▶ [PROBLEM DESCRIPTION] Take every line from the material that has the word "incident" in it.

▶ [DATA LISTING]

* * * * * * * * *

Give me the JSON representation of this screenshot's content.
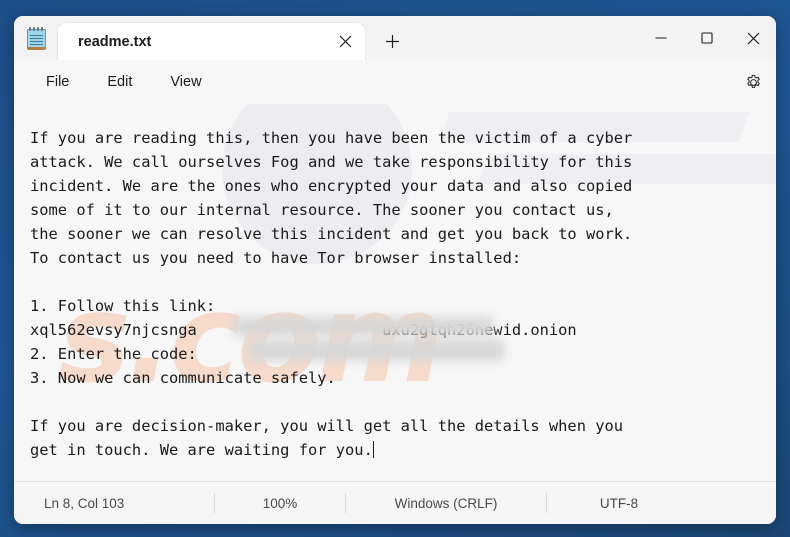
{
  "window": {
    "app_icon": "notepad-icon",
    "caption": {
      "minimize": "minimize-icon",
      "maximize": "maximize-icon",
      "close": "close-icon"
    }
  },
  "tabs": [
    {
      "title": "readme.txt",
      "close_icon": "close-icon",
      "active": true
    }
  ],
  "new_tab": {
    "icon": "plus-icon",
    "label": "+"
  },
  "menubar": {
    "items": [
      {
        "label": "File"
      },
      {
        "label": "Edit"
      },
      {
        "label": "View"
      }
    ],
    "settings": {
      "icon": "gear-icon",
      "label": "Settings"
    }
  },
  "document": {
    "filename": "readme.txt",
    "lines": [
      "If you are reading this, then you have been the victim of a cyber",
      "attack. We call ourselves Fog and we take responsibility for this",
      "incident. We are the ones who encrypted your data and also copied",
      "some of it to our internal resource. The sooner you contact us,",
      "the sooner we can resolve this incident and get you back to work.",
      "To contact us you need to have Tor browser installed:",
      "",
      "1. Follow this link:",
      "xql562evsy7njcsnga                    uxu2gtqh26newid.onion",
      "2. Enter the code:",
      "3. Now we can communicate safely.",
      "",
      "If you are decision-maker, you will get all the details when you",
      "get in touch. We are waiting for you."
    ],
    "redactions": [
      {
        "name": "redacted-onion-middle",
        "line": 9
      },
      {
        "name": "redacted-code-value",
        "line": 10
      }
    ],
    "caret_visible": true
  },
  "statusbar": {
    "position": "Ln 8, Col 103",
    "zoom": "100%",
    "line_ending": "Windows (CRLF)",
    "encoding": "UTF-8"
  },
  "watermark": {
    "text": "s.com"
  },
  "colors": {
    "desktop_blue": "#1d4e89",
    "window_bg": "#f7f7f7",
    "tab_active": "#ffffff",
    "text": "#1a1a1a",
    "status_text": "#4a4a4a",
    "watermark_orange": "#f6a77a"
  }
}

* * * * * * * * *

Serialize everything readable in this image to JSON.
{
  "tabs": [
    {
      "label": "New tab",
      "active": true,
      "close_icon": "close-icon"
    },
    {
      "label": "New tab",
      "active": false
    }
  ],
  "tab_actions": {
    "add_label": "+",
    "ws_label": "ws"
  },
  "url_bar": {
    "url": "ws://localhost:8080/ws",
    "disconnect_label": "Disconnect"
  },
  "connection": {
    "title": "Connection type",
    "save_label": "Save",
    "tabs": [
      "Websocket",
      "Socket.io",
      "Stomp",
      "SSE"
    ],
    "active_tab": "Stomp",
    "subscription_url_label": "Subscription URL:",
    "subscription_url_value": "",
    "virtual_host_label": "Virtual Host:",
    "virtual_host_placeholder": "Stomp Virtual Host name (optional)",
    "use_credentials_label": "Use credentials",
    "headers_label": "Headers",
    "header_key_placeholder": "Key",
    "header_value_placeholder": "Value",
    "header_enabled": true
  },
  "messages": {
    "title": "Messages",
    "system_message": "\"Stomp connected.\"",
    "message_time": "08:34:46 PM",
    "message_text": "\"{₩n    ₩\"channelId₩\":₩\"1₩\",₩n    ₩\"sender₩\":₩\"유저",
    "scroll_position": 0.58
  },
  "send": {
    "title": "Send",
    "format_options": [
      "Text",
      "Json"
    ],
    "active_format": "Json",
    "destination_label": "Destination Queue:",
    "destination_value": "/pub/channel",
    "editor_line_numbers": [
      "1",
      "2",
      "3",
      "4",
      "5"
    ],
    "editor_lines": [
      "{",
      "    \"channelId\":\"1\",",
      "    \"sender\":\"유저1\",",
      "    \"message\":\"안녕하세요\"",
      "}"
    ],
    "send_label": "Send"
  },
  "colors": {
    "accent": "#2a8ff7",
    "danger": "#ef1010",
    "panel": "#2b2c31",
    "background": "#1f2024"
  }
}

* * * * * * * * *

▶ [EXERCISE ANSWER]
      "incident. We are the ones who encrypted your data and also copied",
      "the sooner we can resolve this incident and get you back to work.",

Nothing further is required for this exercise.